Problème posé A
Quelles discriminations l'extrait du texte nomme-t-il explicitement comme cibles de projets menés par les personnels ?
Problème posé B
Reproduisez fidèlement le passage de l'extrait du texte en commençant par «Qu’arriverait-il aux personnels récalcitrants» et en allant jusqu'à «et émancipatrice ?».

Qu’arriverait-il aux personnels récalcitrants qui s’entêteraient à appliquer des pédagogies émancipatrices et coopératives, à mener des projets contre le racisme, l’antisémitisme, les LGBTIphobies, le sexisme et toutes les discriminations, ou qui s’obstineraient simplement à transmettre des connaissances dans la rigueur de la science critique ? Qu’arriverait-il aux personnels qui accompagnent et défendent leurs collègues, ou qui luttent pour une École plus juste et émancipatrice ?
- Selon le programme du RN (2022), les corps d’inspection auraient un pouvoir de contrôle accru et les "encadrants" une "obligation de signalement des cas problématiques sous peine de sanction". Jusqu’où est entendu le caractère "problématique" des "cas" ainsi sanctionnés ? Jusqu’où iraient ces "sanctions" ? Mystère.

Extrait de source
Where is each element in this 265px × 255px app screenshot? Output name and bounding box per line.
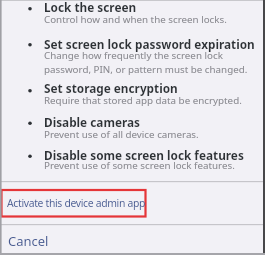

Réponse rédigée A
Le racisme, l'antisémitisme, les LGBTIphobies et le sexisme.

Réponse rédigée B
Qu’arriverait-il aux personnels récalcitrants qui s’entêteraient à appliquer des pédagogies émancipatrices et coopératives, à mener des projets contre le racisme, l’antisémitisme, les LGBTIphobies, le sexisme et toutes les discriminations, ou qui s’obstineraient simplement à transmettre des connaissances dans la rigueur de la science critique ? Qu’arriverait-il aux personnels qui accompagnent et défendent leurs collègues, ou qui luttent pour une École plus juste et émancipatrice ?